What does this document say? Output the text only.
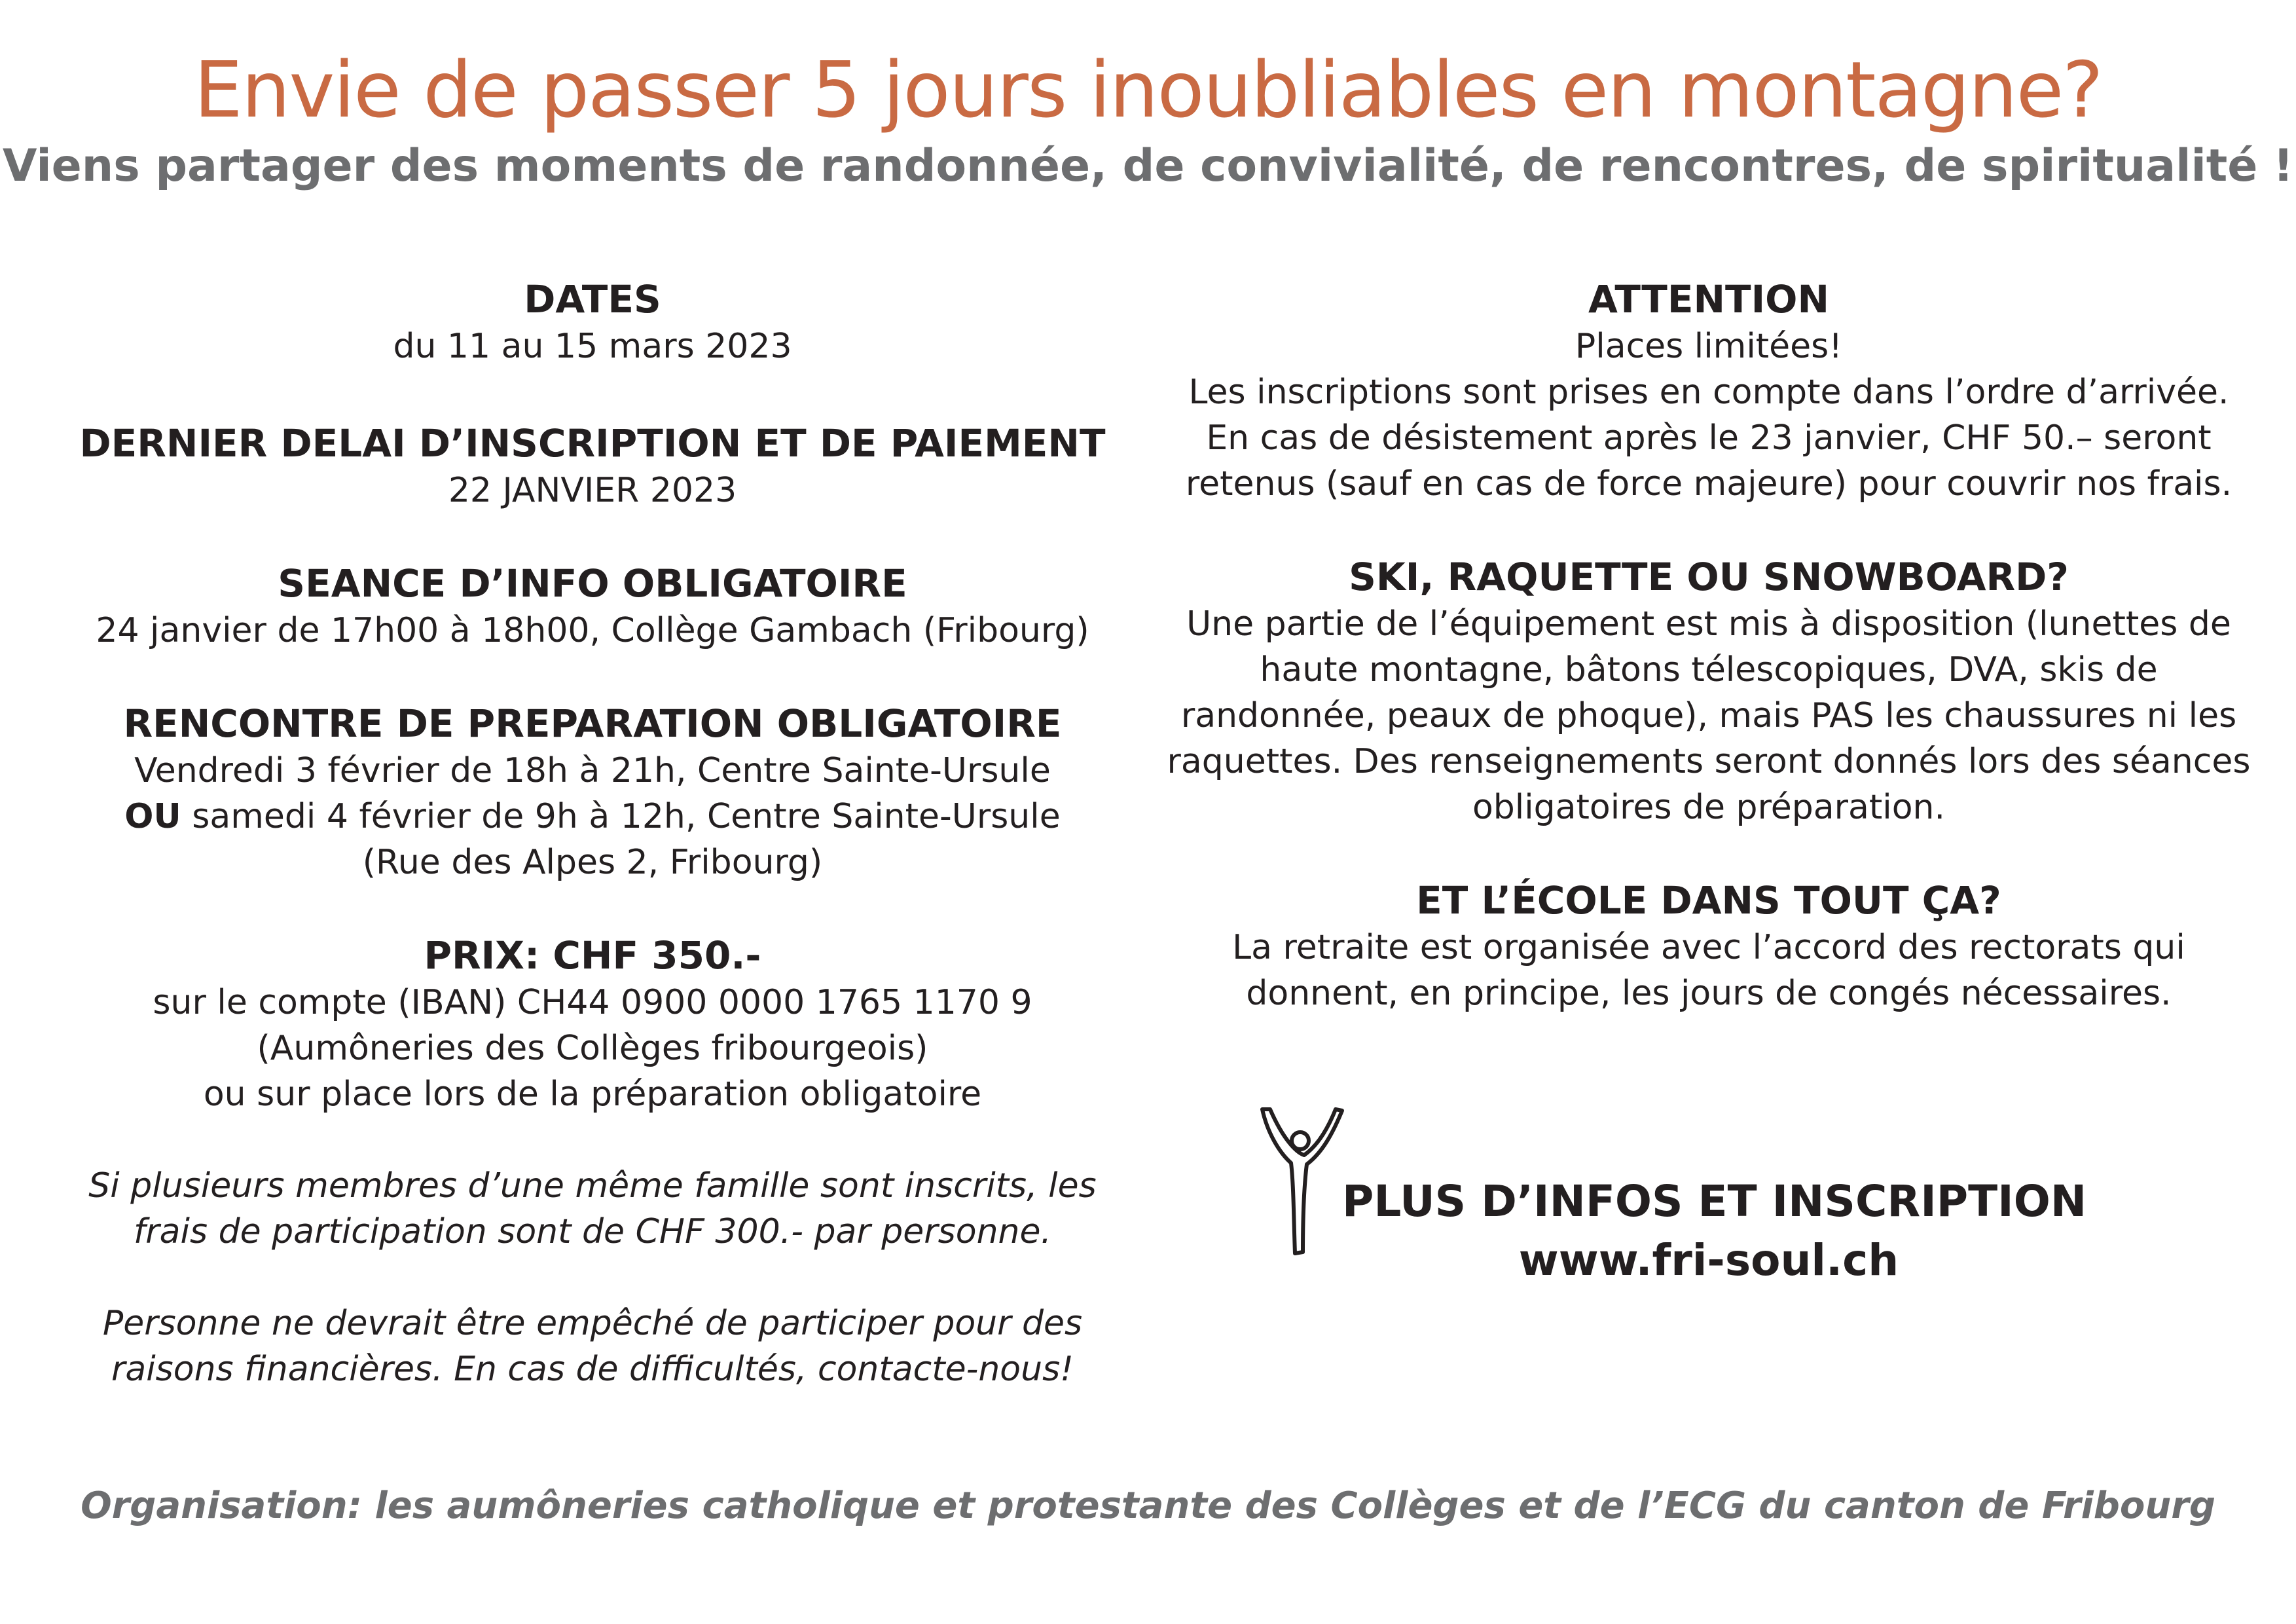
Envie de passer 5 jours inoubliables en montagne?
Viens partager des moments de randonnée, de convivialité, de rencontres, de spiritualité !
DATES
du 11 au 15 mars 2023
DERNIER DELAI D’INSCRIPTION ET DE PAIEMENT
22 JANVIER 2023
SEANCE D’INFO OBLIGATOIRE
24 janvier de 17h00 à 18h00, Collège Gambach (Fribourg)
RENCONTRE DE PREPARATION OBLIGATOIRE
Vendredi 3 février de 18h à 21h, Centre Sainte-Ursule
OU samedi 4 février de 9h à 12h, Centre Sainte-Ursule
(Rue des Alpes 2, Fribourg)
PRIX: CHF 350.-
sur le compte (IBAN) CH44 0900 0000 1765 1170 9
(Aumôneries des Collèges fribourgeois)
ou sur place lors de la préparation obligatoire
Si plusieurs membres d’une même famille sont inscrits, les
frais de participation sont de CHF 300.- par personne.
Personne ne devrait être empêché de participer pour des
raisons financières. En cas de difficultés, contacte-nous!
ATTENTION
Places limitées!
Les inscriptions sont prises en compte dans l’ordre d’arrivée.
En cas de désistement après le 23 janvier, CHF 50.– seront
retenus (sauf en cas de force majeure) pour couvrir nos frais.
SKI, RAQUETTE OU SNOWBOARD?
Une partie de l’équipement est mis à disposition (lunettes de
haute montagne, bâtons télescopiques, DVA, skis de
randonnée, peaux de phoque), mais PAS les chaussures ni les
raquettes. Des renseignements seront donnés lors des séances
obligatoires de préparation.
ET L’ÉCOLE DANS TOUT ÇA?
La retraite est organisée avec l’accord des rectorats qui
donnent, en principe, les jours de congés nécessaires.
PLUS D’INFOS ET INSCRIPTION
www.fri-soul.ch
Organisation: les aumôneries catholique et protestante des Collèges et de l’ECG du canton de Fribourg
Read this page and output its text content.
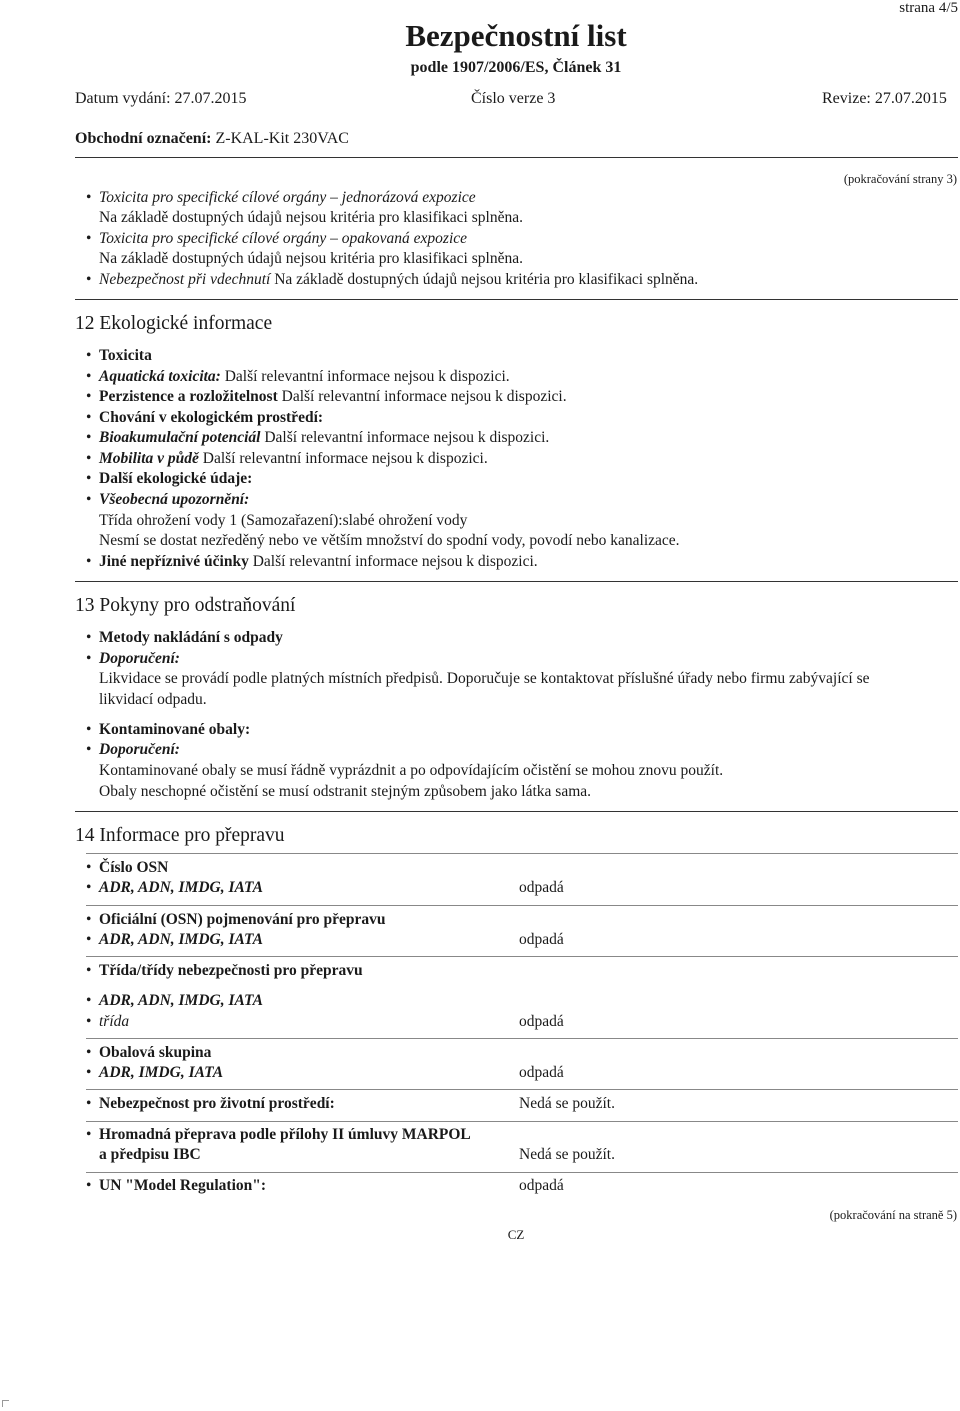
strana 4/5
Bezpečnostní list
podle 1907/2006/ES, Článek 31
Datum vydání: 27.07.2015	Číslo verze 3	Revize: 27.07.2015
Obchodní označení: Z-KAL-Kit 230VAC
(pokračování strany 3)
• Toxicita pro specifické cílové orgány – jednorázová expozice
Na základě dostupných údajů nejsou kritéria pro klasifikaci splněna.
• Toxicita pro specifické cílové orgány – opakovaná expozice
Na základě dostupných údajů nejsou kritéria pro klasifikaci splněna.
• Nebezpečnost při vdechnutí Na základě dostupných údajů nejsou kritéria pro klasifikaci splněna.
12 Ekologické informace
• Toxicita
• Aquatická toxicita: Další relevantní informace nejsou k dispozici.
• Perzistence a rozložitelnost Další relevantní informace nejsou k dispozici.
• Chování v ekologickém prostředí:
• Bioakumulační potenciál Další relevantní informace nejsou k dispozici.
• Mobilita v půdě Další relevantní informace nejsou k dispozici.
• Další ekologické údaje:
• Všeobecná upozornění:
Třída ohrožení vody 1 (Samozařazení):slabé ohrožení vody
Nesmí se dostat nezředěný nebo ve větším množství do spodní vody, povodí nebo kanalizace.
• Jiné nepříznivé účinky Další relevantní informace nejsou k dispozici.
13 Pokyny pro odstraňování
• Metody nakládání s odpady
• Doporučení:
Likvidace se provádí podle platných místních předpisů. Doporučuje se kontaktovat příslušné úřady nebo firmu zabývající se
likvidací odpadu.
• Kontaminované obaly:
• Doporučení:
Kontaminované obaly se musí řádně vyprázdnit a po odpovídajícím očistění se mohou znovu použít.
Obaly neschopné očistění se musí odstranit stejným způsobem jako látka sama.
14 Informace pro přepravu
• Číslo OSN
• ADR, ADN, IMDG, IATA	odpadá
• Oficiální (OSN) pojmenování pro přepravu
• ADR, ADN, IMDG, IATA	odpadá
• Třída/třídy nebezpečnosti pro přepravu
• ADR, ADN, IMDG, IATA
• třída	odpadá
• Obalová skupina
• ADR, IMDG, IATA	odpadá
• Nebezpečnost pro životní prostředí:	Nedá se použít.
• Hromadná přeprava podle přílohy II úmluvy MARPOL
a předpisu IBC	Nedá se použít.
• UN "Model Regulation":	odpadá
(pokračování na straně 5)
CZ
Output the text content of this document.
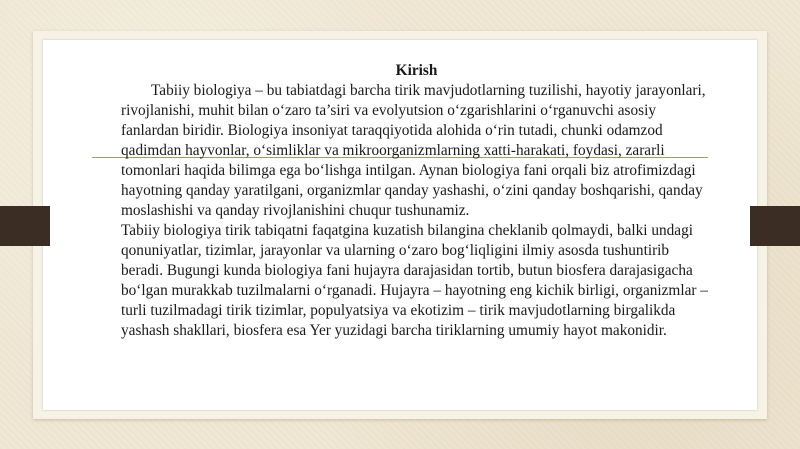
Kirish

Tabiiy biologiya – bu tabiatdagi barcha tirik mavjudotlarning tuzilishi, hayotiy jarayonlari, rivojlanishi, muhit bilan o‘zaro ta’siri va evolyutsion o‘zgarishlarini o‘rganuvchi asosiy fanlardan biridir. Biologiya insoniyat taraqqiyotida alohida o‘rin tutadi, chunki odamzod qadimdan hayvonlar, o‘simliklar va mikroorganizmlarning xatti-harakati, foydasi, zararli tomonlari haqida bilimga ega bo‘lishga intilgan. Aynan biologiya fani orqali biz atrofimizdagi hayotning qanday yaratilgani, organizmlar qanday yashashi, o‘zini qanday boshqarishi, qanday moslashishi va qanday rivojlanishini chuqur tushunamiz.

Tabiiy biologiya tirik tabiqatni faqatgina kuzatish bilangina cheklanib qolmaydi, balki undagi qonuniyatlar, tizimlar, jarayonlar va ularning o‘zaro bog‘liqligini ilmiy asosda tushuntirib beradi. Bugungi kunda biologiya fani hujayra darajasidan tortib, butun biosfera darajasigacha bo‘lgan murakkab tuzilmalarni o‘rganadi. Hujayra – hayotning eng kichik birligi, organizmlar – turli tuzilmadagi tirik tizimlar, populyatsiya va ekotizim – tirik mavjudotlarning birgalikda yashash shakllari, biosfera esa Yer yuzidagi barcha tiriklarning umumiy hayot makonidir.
• • • • •
Go through the material above and copy each line that has the word "Další".

• _FULL OUTPUT_
• Aquatická toxicita: Další relevantní informace nejsou k dispozici.
• Perzistence a rozložitelnost Další relevantní informace nejsou k dispozici.
• Bioakumulační potenciál Další relevantní informace nejsou k dispozici.
• Mobilita v půdě Další relevantní informace nejsou k dispozici.
• Další ekologické údaje:
• Jiné nepříznivé účinky Další relevantní informace nejsou k dispozici.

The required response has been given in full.